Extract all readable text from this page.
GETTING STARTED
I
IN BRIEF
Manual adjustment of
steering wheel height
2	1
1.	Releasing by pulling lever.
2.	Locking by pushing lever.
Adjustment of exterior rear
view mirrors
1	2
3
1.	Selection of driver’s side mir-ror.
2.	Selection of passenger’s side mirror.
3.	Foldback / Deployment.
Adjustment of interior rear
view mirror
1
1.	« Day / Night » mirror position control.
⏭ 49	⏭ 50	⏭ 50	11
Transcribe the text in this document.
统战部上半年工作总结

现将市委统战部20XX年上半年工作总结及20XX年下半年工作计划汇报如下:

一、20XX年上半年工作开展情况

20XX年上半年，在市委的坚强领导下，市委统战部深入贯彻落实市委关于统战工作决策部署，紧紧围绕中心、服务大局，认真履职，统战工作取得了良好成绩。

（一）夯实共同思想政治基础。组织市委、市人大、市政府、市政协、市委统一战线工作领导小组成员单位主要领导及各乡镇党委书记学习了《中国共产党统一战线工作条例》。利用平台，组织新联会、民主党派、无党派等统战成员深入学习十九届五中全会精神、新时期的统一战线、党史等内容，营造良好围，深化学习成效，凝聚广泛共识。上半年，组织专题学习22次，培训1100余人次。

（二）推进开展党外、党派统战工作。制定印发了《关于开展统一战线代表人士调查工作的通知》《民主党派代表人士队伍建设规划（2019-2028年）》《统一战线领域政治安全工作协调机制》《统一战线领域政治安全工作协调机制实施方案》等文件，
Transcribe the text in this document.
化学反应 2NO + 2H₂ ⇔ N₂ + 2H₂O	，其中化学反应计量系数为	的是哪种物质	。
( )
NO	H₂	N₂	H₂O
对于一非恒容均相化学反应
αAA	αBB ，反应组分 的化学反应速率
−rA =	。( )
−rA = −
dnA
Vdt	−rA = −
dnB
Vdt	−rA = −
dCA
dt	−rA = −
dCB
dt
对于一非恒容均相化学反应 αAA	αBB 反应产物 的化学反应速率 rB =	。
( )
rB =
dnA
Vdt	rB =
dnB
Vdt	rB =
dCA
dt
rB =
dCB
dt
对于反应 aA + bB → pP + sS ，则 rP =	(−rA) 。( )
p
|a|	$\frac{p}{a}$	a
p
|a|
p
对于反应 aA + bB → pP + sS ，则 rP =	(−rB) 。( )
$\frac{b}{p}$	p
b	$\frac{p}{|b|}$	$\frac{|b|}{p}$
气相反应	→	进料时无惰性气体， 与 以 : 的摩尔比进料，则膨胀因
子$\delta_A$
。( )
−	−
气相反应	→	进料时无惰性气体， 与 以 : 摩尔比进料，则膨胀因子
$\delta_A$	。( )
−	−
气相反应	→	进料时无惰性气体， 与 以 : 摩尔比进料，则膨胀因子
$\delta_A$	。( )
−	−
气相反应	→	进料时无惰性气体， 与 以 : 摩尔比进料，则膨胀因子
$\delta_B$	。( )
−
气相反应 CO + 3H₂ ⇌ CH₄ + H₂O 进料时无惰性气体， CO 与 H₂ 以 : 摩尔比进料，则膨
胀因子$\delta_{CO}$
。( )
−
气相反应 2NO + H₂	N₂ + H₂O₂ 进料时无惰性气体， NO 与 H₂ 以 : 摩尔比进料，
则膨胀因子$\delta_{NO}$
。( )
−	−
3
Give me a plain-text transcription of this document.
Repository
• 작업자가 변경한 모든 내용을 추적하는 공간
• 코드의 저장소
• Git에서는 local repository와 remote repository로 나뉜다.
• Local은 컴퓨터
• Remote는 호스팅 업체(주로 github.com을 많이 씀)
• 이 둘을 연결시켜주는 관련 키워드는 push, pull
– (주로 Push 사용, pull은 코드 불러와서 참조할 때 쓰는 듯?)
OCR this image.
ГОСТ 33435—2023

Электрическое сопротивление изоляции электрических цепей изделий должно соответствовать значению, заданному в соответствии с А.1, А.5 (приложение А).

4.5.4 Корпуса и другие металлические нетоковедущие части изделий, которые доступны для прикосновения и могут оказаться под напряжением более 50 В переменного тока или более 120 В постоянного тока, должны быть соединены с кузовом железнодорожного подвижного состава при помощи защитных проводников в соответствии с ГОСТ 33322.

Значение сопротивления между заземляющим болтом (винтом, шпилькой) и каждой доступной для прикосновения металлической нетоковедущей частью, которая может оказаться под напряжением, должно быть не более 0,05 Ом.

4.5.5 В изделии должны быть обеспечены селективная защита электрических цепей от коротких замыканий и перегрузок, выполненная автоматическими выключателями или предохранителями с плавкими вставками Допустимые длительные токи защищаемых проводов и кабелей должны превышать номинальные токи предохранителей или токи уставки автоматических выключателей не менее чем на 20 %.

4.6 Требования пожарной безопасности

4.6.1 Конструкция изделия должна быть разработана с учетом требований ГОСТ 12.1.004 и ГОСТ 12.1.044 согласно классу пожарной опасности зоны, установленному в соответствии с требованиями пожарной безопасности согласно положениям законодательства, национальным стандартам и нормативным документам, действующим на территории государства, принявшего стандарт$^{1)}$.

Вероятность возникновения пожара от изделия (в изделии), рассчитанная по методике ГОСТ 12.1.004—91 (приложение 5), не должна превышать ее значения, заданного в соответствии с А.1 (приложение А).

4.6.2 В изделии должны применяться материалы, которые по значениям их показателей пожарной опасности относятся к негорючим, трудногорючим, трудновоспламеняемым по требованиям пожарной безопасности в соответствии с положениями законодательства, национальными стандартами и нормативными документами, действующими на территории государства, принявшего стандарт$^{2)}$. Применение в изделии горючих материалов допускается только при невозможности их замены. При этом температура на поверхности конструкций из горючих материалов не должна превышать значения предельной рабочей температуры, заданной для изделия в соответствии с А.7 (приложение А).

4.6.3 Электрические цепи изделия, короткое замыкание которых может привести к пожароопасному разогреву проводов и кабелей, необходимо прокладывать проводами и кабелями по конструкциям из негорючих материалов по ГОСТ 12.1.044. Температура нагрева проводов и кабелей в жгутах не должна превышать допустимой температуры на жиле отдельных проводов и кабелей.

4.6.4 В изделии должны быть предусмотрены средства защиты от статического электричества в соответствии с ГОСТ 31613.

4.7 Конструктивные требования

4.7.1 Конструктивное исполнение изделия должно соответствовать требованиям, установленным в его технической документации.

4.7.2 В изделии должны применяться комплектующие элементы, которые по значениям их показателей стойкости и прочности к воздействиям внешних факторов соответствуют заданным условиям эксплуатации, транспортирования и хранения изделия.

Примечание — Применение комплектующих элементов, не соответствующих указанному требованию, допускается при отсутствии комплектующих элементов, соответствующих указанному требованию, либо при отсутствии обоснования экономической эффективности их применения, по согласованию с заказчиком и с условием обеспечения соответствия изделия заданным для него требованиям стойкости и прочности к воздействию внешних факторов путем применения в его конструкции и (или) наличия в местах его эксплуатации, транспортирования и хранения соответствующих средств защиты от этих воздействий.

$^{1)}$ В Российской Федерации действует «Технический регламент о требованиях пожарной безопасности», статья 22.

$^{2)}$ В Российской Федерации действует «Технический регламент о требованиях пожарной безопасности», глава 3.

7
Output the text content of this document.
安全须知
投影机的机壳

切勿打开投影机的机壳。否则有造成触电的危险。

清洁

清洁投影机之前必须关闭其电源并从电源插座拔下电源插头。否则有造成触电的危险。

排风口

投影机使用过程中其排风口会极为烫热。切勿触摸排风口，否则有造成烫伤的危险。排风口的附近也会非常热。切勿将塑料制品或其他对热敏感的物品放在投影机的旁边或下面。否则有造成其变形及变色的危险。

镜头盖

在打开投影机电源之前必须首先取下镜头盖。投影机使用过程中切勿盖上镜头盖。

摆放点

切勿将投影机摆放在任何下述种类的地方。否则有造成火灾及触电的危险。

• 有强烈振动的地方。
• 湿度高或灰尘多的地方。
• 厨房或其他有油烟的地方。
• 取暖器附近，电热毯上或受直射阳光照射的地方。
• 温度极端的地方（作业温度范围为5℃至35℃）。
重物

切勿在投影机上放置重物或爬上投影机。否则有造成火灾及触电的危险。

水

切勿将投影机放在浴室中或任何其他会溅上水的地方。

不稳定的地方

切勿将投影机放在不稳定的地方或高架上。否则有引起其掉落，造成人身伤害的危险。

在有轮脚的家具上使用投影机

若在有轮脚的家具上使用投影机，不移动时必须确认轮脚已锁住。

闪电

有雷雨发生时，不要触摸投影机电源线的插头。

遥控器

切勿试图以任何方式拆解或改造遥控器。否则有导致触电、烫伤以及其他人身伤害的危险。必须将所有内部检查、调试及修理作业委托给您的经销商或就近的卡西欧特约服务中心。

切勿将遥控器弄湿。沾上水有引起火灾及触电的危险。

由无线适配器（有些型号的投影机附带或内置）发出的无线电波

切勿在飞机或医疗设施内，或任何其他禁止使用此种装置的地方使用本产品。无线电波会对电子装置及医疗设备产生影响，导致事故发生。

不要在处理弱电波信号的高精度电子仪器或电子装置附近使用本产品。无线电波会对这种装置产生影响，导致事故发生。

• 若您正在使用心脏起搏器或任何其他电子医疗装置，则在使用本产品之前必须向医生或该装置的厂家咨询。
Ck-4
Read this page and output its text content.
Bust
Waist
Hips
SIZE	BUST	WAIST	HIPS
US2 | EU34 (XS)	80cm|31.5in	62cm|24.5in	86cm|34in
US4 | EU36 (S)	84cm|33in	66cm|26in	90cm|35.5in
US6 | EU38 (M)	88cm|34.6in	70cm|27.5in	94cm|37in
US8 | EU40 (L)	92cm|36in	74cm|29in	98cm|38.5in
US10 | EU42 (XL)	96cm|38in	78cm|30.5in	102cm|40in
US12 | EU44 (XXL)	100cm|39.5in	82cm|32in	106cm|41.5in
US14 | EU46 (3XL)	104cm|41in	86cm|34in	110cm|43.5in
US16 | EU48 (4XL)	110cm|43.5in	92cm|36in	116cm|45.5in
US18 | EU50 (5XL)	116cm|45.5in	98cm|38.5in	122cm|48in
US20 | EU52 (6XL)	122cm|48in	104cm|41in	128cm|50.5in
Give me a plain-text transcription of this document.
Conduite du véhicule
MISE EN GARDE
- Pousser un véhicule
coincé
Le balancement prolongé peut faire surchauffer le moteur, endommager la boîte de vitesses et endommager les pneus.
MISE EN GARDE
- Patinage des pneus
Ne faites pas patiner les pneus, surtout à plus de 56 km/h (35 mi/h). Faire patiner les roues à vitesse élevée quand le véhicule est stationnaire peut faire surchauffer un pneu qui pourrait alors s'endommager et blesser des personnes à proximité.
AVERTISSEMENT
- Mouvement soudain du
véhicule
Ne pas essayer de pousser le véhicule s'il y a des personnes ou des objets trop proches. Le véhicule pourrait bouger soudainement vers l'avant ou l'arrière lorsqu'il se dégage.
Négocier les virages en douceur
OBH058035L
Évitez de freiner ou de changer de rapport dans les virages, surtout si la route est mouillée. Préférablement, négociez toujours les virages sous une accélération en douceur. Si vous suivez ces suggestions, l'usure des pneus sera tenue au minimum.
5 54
*-*-*
> _OBJECTIVE_
Show the lines that mention the word "pneus".

> _SOLUTION_
Le balancement prolongé peut faire surchauffer le moteur, endommager la boîte de vitesses et endommager les pneus.
- Patinage des pneus
Ne faites pas patiner les pneus, surtout à plus de 56 km/h (35 mi/h). Faire patiner les roues à vitesse élevée quand le véhicule est stationnaire peut faire surchauffer un pneu qui pourrait alors s'endommager et blesser des personnes à proximité.
Évitez de freiner ou de changer de rapport dans les virages, surtout si la route est mouillée. Préférablement, négociez toujours les virages sous une accélération en douceur. Si vous suivez ces suggestions, l'usure des pneus sera tenue au minimum.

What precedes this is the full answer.